* INSTRUCTIONS FOR THE TASK *
Please repeat all of the lines that follow, exactly as written.

(Stored dataset items)
======

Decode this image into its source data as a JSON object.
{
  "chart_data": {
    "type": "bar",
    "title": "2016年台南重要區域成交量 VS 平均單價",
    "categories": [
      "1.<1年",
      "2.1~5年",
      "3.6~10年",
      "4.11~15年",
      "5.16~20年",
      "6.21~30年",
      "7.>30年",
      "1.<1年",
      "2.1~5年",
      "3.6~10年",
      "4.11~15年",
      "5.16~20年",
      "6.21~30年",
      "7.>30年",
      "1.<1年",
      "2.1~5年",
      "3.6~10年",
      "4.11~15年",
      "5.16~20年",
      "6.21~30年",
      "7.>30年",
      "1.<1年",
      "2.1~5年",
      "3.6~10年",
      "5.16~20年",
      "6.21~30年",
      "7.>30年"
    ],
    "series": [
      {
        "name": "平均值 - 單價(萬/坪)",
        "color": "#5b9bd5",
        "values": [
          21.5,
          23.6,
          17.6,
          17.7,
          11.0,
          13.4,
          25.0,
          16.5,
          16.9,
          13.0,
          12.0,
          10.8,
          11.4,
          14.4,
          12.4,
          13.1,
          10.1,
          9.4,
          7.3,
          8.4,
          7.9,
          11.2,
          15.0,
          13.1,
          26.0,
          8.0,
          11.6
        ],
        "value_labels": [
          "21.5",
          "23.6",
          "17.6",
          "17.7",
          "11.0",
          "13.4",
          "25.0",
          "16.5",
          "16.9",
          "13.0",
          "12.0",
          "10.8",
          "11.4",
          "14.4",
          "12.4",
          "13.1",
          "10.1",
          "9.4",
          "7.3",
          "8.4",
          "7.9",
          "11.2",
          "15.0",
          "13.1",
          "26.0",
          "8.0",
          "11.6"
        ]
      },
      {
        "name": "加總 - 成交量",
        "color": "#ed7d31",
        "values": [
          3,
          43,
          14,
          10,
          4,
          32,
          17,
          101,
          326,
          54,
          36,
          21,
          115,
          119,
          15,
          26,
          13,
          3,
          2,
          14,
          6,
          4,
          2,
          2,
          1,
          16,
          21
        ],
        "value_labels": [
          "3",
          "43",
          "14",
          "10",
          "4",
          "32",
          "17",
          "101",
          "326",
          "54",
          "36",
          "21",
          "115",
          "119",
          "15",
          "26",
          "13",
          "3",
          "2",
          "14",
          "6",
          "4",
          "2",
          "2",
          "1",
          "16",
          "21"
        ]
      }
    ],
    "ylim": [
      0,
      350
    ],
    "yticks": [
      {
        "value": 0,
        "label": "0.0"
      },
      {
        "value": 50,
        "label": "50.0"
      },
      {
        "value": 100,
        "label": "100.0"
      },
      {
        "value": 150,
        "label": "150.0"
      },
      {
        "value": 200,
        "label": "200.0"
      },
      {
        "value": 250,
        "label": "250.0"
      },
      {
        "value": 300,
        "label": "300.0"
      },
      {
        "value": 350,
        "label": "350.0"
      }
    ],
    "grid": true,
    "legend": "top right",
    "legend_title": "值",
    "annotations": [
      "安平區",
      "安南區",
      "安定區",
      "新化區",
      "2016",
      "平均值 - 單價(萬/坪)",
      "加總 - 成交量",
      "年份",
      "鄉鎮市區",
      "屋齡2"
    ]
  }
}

======

* RESPONSE *
Decode this image into its source data as a JSON object.
{
  "chart_data": {
    "type": "bar",
    "title": "2016年台南重要區域成交量 VS 平均單價",
    "categories": [
      "1.<1年",
      "2.1~5年",
      "3.6~10年",
      "4.11~15年",
      "5.16~20年",
      "6.21~30年",
      "7.>30年",
      "1.<1年",
      "2.1~5年",
      "3.6~10年",
      "4.11~15年",
      "5.16~20年",
      "6.21~30年",
      "7.>30年",
      "1.<1年",
      "2.1~5年",
      "3.6~10年",
      "4.11~15年",
      "5.16~20年",
      "6.21~30年",
      "7.>30年",
      "1.<1年",
      "2.1~5年",
      "3.6~10年",
      "5.16~20年",
      "6.21~30年",
      "7.>30年"
    ],
    "series": [
      {
        "name": "平均值 - 單價(萬/坪)",
        "color": "#5b9bd5",
        "values": [
          21.5,
          23.6,
          17.6,
          17.7,
          11.0,
          13.4,
          25.0,
          16.5,
          16.9,
          13.0,
          12.0,
          10.8,
          11.4,
          14.4,
          12.4,
          13.1,
          10.1,
          9.4,
          7.3,
          8.4,
          7.9,
          11.2,
          15.0,
          13.1,
          26.0,
          8.0,
          11.6
        ],
        "value_labels": [
          "21.5",
          "23.6",
          "17.6",
          "17.7",
          "11.0",
          "13.4",
          "25.0",
          "16.5",
          "16.9",
          "13.0",
          "12.0",
          "10.8",
          "11.4",
          "14.4",
          "12.4",
          "13.1",
          "10.1",
          "9.4",
          "7.3",
          "8.4",
          "7.9",
          "11.2",
          "15.0",
          "13.1",
          "26.0",
          "8.0",
          "11.6"
        ]
      },
      {
        "name": "加總 - 成交量",
        "color": "#ed7d31",
        "values": [
          3,
          43,
          14,
          10,
          4,
          32,
          17,
          101,
          326,
          54,
          36,
          21,
          115,
          119,
          15,
          26,
          13,
          3,
          2,
          14,
          6,
          4,
          2,
          2,
          1,
          16,
          21
        ],
        "value_labels": [
          "3",
          "43",
          "14",
          "10",
          "4",
          "32",
          "17",
          "101",
          "326",
          "54",
          "36",
          "21",
          "115",
          "119",
          "15",
          "26",
          "13",
          "3",
          "2",
          "14",
          "6",
          "4",
          "2",
          "2",
          "1",
          "16",
          "21"
        ]
      }
    ],
    "ylim": [
      0,
      350
    ],
    "yticks": [
      {
        "value": 0,
        "label": "0.0"
      },
      {
        "value": 50,
        "label": "50.0"
      },
      {
        "value": 100,
        "label": "100.0"
      },
      {
        "value": 150,
        "label": "150.0"
      },
      {
        "value": 200,
        "label": "200.0"
      },
      {
        "value": 250,
        "label": "250.0"
      },
      {
        "value": 300,
        "label": "300.0"
      },
      {
        "value": 350,
        "label": "350.0"
      }
    ],
    "grid": true,
    "legend": "top right",
    "legend_title": "值",
    "annotations": [
      "安平區",
      "安南區",
      "安定區",
      "新化區",
      "2016",
      "平均值 - 單價(萬/坪)",
      "加總 - 成交量",
      "年份",
      "鄉鎮市區",
      "屋齡2"
    ]
  }
}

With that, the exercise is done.